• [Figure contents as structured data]
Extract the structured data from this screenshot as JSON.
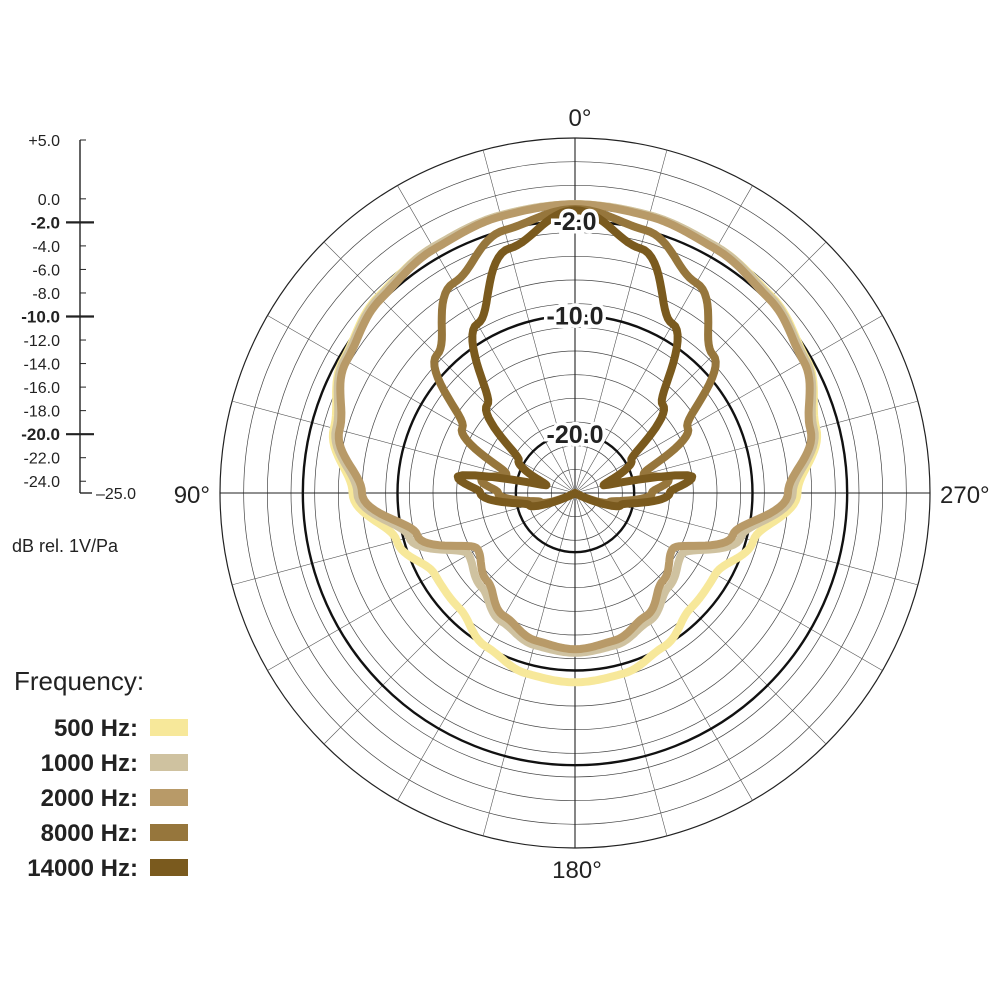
{
  "chart_data": {
    "type": "polar-line",
    "unit_label": "dB rel. 1V/Pa",
    "angle_unit": "degrees",
    "angle_labels": [
      "0°",
      "90°",
      "180°",
      "270°"
    ],
    "scale": {
      "rmin": -25,
      "rmax": 5,
      "ticks": [
        {
          "value": 5,
          "label": "+5.0",
          "major": false
        },
        {
          "value": 0,
          "label": "0.0",
          "major": false
        },
        {
          "value": -2,
          "label": "-2.0",
          "major": true
        },
        {
          "value": -4,
          "label": "-4.0",
          "major": false
        },
        {
          "value": -6,
          "label": "-6.0",
          "major": false
        },
        {
          "value": -8,
          "label": "-8.0",
          "major": false
        },
        {
          "value": -10,
          "label": "-10.0",
          "major": true
        },
        {
          "value": -12,
          "label": "-12.0",
          "major": false
        },
        {
          "value": -14,
          "label": "-14.0",
          "major": false
        },
        {
          "value": -16,
          "label": "-16.0",
          "major": false
        },
        {
          "value": -18,
          "label": "-18.0",
          "major": false
        },
        {
          "value": -20,
          "label": "-20.0",
          "major": true
        },
        {
          "value": -22,
          "label": "-22.0",
          "major": false
        },
        {
          "value": -24,
          "label": "-24.0",
          "major": false
        },
        {
          "value": -25,
          "label": "–25.0",
          "major": false
        }
      ]
    },
    "rings": [
      {
        "value": -2,
        "label": "-2.0"
      },
      {
        "value": -10,
        "label": "-10.0"
      },
      {
        "value": -20,
        "label": "-20.0"
      }
    ],
    "legend_title": "Frequency:",
    "series": [
      {
        "name": "500 Hz:",
        "color": "#f7e89a",
        "pattern": "supercardioid",
        "angles": [
          0,
          15,
          30,
          45,
          60,
          75,
          90,
          105,
          120,
          135,
          150,
          165,
          180
        ],
        "values": [
          -0.6,
          -0.7,
          -1.0,
          -1.5,
          -2.4,
          -3.9,
          -6.2,
          -9.4,
          -11.3,
          -11.2,
          -10.0,
          -9.2,
          -9.0
        ]
      },
      {
        "name": "1000 Hz:",
        "color": "#cfc2a0",
        "pattern": "supercardioid",
        "angles": [
          0,
          15,
          30,
          45,
          60,
          75,
          90,
          105,
          120,
          135,
          150,
          165,
          180
        ],
        "values": [
          -0.6,
          -0.7,
          -1.0,
          -1.6,
          -2.5,
          -4.1,
          -6.6,
          -10.5,
          -14.6,
          -13.8,
          -12.5,
          -11.7,
          -11.5
        ]
      },
      {
        "name": "2000 Hz:",
        "color": "#b89a68",
        "pattern": "supercardioid",
        "angles": [
          0,
          15,
          30,
          45,
          60,
          75,
          90,
          105,
          120,
          135,
          150,
          165,
          180
        ],
        "values": [
          -0.6,
          -0.8,
          -1.2,
          -1.8,
          -2.7,
          -4.4,
          -7.0,
          -11.2,
          -15.5,
          -14.5,
          -13.0,
          -12.1,
          -11.8
        ]
      },
      {
        "name": "8000 Hz:",
        "color": "#96763c",
        "pattern": "lobed",
        "angles": [
          0,
          15,
          30,
          45,
          60,
          75,
          82,
          90,
          105,
          120,
          180
        ],
        "values": [
          -1.0,
          -2.0,
          -4.5,
          -8.5,
          -14.0,
          -19.0,
          -17.0,
          -18.5,
          -22.0,
          -25.0,
          -25.0
        ]
      },
      {
        "name": "14000 Hz:",
        "color": "#7a5a1e",
        "pattern": "lobed",
        "angles": [
          0,
          15,
          30,
          45,
          60,
          75,
          82,
          90,
          105,
          120,
          180
        ],
        "values": [
          -1.1,
          -3.6,
          -8.5,
          -14.5,
          -19.5,
          -22.5,
          -15.0,
          -17.0,
          -21.0,
          -25.0,
          -25.0
        ]
      }
    ]
  }
}
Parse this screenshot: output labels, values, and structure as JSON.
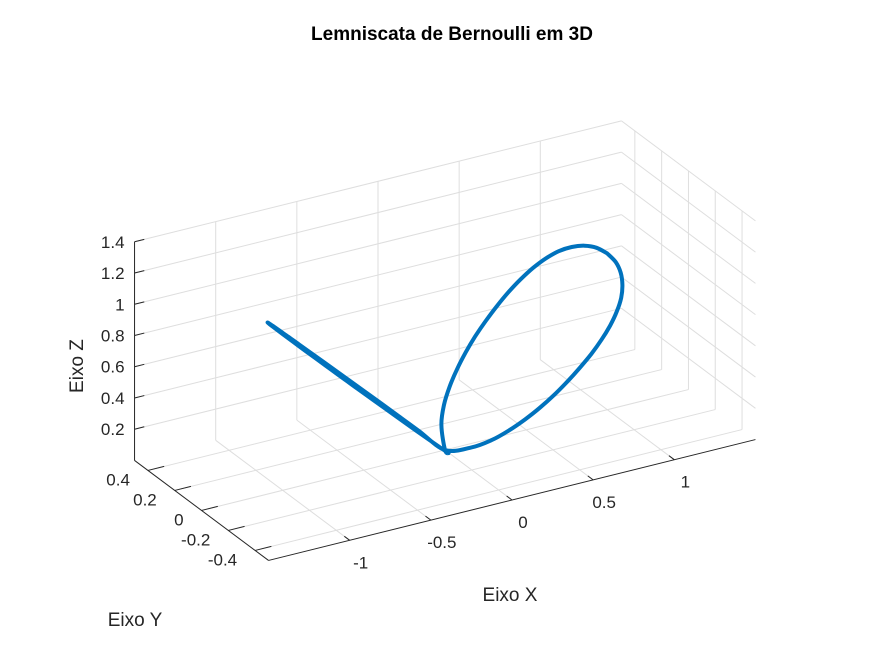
{
  "chart_data": {
    "type": "line",
    "title": "Lemniscata de Bernoulli em 3D",
    "xlabel": "Eixo X",
    "ylabel": "Eixo Y",
    "zlabel": "Eixo Z",
    "xlim": [
      -1.5,
      1.5
    ],
    "ylim": [
      -0.5,
      0.5
    ],
    "zlim": [
      0,
      1.4
    ],
    "xticks": [
      -1,
      -0.5,
      0,
      0.5,
      1
    ],
    "xtick_labels": [
      "-1",
      "-0.5",
      "0",
      "0.5",
      "1"
    ],
    "yticks": [
      -0.4,
      -0.2,
      0,
      0.2,
      0.4
    ],
    "ytick_labels": [
      "-0.4",
      "-0.2",
      "0",
      "0.2",
      "0.4"
    ],
    "zticks": [
      0.2,
      0.4,
      0.6,
      0.8,
      1,
      1.2,
      1.4
    ],
    "ztick_labels": [
      "0.2",
      "0.4",
      "0.6",
      "0.8",
      "1",
      "1.2",
      "1.4"
    ],
    "grid": true,
    "series": [
      {
        "color": "#0072bd",
        "points": [
          [
            1.0,
            0.0,
            1.0
          ],
          [
            0.993,
            0.071,
            0.993
          ],
          [
            0.971,
            0.135,
            0.971
          ],
          [
            0.937,
            0.189,
            0.937
          ],
          [
            0.893,
            0.233,
            0.893
          ],
          [
            0.84,
            0.265,
            0.84
          ],
          [
            0.78,
            0.288,
            0.78
          ],
          [
            0.715,
            0.302,
            0.715
          ],
          [
            0.646,
            0.309,
            0.646
          ],
          [
            0.575,
            0.309,
            0.575
          ],
          [
            0.502,
            0.304,
            0.502
          ],
          [
            0.429,
            0.294,
            0.429
          ],
          [
            0.356,
            0.277,
            0.356
          ],
          [
            0.284,
            0.253,
            0.284
          ],
          [
            0.212,
            0.221,
            0.212
          ],
          [
            0.14,
            0.177,
            0.14
          ],
          [
            0.07,
            0.112,
            0.07
          ],
          [
            0.0,
            0.0,
            0.0
          ],
          [
            -0.07,
            -0.112,
            0.07
          ],
          [
            -0.14,
            -0.177,
            0.14
          ],
          [
            -0.212,
            -0.221,
            0.212
          ],
          [
            -0.284,
            -0.253,
            0.284
          ],
          [
            -0.356,
            -0.277,
            0.356
          ],
          [
            -0.429,
            -0.294,
            0.429
          ],
          [
            -0.502,
            -0.304,
            0.502
          ],
          [
            -0.575,
            -0.309,
            0.575
          ],
          [
            -0.646,
            -0.309,
            0.646
          ],
          [
            -0.715,
            -0.302,
            0.715
          ],
          [
            -0.78,
            -0.288,
            0.78
          ],
          [
            -0.84,
            -0.265,
            0.84
          ],
          [
            -0.893,
            -0.233,
            0.893
          ],
          [
            -0.937,
            -0.189,
            0.937
          ],
          [
            -0.971,
            -0.135,
            0.971
          ],
          [
            -0.993,
            -0.071,
            0.993
          ],
          [
            -1.0,
            0.0,
            1.0
          ],
          [
            -0.993,
            0.071,
            0.993
          ],
          [
            -0.971,
            0.135,
            0.971
          ],
          [
            -0.937,
            0.189,
            0.937
          ],
          [
            -0.893,
            0.233,
            0.893
          ],
          [
            -0.84,
            0.265,
            0.84
          ],
          [
            -0.78,
            0.288,
            0.78
          ],
          [
            -0.715,
            0.302,
            0.715
          ],
          [
            -0.646,
            0.309,
            0.646
          ],
          [
            -0.575,
            0.309,
            0.575
          ],
          [
            -0.502,
            0.304,
            0.502
          ],
          [
            -0.429,
            0.294,
            0.429
          ],
          [
            -0.356,
            0.277,
            0.356
          ],
          [
            -0.284,
            0.253,
            0.284
          ],
          [
            -0.212,
            0.221,
            0.212
          ],
          [
            -0.14,
            0.177,
            0.14
          ],
          [
            -0.07,
            0.112,
            0.07
          ],
          [
            0.0,
            0.0,
            0.0
          ],
          [
            0.07,
            -0.112,
            0.07
          ],
          [
            0.14,
            -0.177,
            0.14
          ],
          [
            0.212,
            -0.221,
            0.212
          ],
          [
            0.284,
            -0.253,
            0.284
          ],
          [
            0.356,
            -0.277,
            0.356
          ],
          [
            0.429,
            -0.294,
            0.429
          ],
          [
            0.502,
            -0.304,
            0.502
          ],
          [
            0.575,
            -0.309,
            0.575
          ],
          [
            0.646,
            -0.309,
            0.646
          ],
          [
            0.715,
            -0.302,
            0.715
          ],
          [
            0.78,
            -0.288,
            0.78
          ],
          [
            0.84,
            -0.265,
            0.84
          ],
          [
            0.893,
            -0.233,
            0.893
          ],
          [
            0.937,
            -0.189,
            0.937
          ],
          [
            0.971,
            -0.135,
            0.971
          ],
          [
            0.993,
            -0.071,
            0.993
          ],
          [
            1.0,
            0.0,
            1.0
          ]
        ]
      }
    ]
  }
}
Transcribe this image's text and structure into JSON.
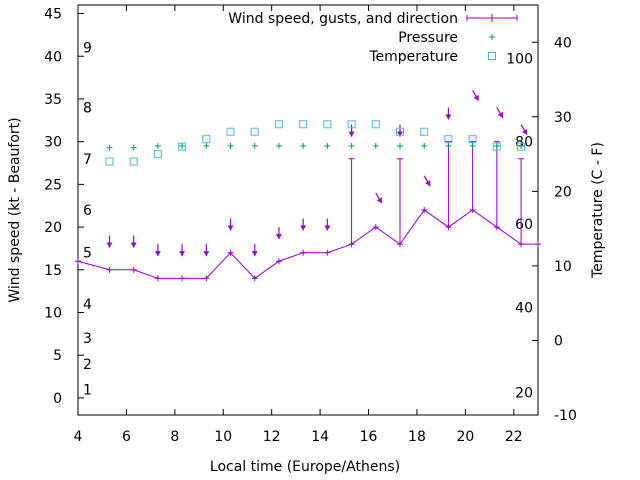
{
  "chart_data": {
    "type": "line",
    "title": "",
    "xlabel": "Local time (Europe/Athens)",
    "ylabel": "Wind speed (kt - Beaufort)",
    "y2label": "Temperature (C - F)",
    "xlim": [
      4,
      23
    ],
    "ylim": [
      -2,
      46
    ],
    "y2lim": [
      -10,
      45
    ],
    "grid": false,
    "legend_position": "top-right",
    "xticks": [
      "4",
      "6",
      "8",
      "10",
      "12",
      "14",
      "16",
      "18",
      "20",
      "22"
    ],
    "yticks": [
      "0",
      "5",
      "10",
      "15",
      "20",
      "25",
      "30",
      "35",
      "40",
      "45"
    ],
    "y2ticks": [
      "-10",
      "0",
      "10",
      "20",
      "30",
      "40"
    ],
    "beaufort_labels": [
      {
        "text": "1",
        "y": 1
      },
      {
        "text": "2",
        "y": 4
      },
      {
        "text": "3",
        "y": 7
      },
      {
        "text": "4",
        "y": 11
      },
      {
        "text": "5",
        "y": 17
      },
      {
        "text": "6",
        "y": 22
      },
      {
        "text": "7",
        "y": 28
      },
      {
        "text": "8",
        "y": 34
      },
      {
        "text": "9",
        "y": 41
      }
    ],
    "fahrenheit_labels": [
      {
        "text": "20",
        "y2": -7
      },
      {
        "text": "40",
        "y2": 4.4
      },
      {
        "text": "60",
        "y2": 15.6
      },
      {
        "text": "80",
        "y2": 26.7
      },
      {
        "text": "100",
        "y2": 37.8
      }
    ],
    "series": [
      {
        "name": "Wind speed, gusts, and direction",
        "color": "#9400d3",
        "x": [
          4,
          5.3,
          6.3,
          7.3,
          8.3,
          9.3,
          10.3,
          11.3,
          12.3,
          13.3,
          14.3,
          15.3,
          16.3,
          17.3,
          18.3,
          19.3,
          20.3,
          21.3,
          22.3,
          23
        ],
        "values": [
          16,
          15,
          15,
          14,
          14,
          14,
          17,
          14,
          16,
          17,
          17,
          18,
          20,
          18,
          22,
          20,
          22,
          20,
          18,
          18
        ],
        "gusts": [
          {
            "x": 15.3,
            "y": 28
          },
          {
            "x": 17.3,
            "y": 28
          },
          {
            "x": 19.3,
            "y": 30
          },
          {
            "x": 20.3,
            "y": 30
          },
          {
            "x": 21.3,
            "y": 30
          },
          {
            "x": 22.3,
            "y": 28
          }
        ],
        "direction_arrows": [
          {
            "x": 5.3,
            "y": 19,
            "dx": 0,
            "dy": -1
          },
          {
            "x": 6.3,
            "y": 19,
            "dx": 0,
            "dy": -1
          },
          {
            "x": 7.3,
            "y": 18,
            "dx": 0,
            "dy": -1
          },
          {
            "x": 8.3,
            "y": 18,
            "dx": 0,
            "dy": -1
          },
          {
            "x": 9.3,
            "y": 18,
            "dx": 0,
            "dy": -1
          },
          {
            "x": 10.3,
            "y": 21,
            "dx": 0,
            "dy": -1
          },
          {
            "x": 11.3,
            "y": 18,
            "dx": 0,
            "dy": -1
          },
          {
            "x": 12.3,
            "y": 20,
            "dx": 0,
            "dy": -1
          },
          {
            "x": 13.3,
            "y": 21,
            "dx": 0,
            "dy": -1
          },
          {
            "x": 14.3,
            "y": 21,
            "dx": 0,
            "dy": -1
          },
          {
            "x": 15.3,
            "y": 32,
            "dx": 0,
            "dy": -1
          },
          {
            "x": 16.3,
            "y": 24,
            "dx": 0.5,
            "dy": -0.85
          },
          {
            "x": 17.3,
            "y": 32,
            "dx": 0,
            "dy": -1
          },
          {
            "x": 18.3,
            "y": 26,
            "dx": 0.5,
            "dy": -0.85
          },
          {
            "x": 19.3,
            "y": 34,
            "dx": 0,
            "dy": -1
          },
          {
            "x": 20.3,
            "y": 36,
            "dx": 0.5,
            "dy": -0.85
          },
          {
            "x": 21.3,
            "y": 34,
            "dx": 0.5,
            "dy": -0.85
          },
          {
            "x": 22.3,
            "y": 32,
            "dx": 0.5,
            "dy": -0.85
          }
        ]
      },
      {
        "name": "Pressure",
        "color": "#009e73",
        "x": [
          5.3,
          6.3,
          7.3,
          8.3,
          9.3,
          10.3,
          11.3,
          12.3,
          13.3,
          14.3,
          15.3,
          16.3,
          17.3,
          18.3,
          19.3,
          20.3,
          21.3,
          22.3
        ],
        "values": [
          29.3,
          29.3,
          29.5,
          29.5,
          29.5,
          29.5,
          29.5,
          29.5,
          29.5,
          29.5,
          29.5,
          29.5,
          29.5,
          29.5,
          29.5,
          29.5,
          29.5,
          29.5
        ]
      },
      {
        "name": "Temperature",
        "color": "#56b4e9",
        "axis": "y2",
        "x": [
          5.3,
          6.3,
          7.3,
          8.3,
          9.3,
          10.3,
          11.3,
          12.3,
          13.3,
          14.3,
          15.3,
          16.3,
          17.3,
          18.3,
          19.3,
          20.3,
          21.3,
          22.3
        ],
        "values": [
          24,
          24,
          25,
          26,
          27,
          28,
          28,
          29,
          29,
          29,
          29,
          29,
          28,
          28,
          27,
          27,
          26,
          26
        ]
      }
    ]
  }
}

• [Aim of the task] Which lines hold the string "Temperature"? Copy all of them from the data above.

• [Answer for the task]
    "y2label": "Temperature (C - F)",
        "name": "Temperature",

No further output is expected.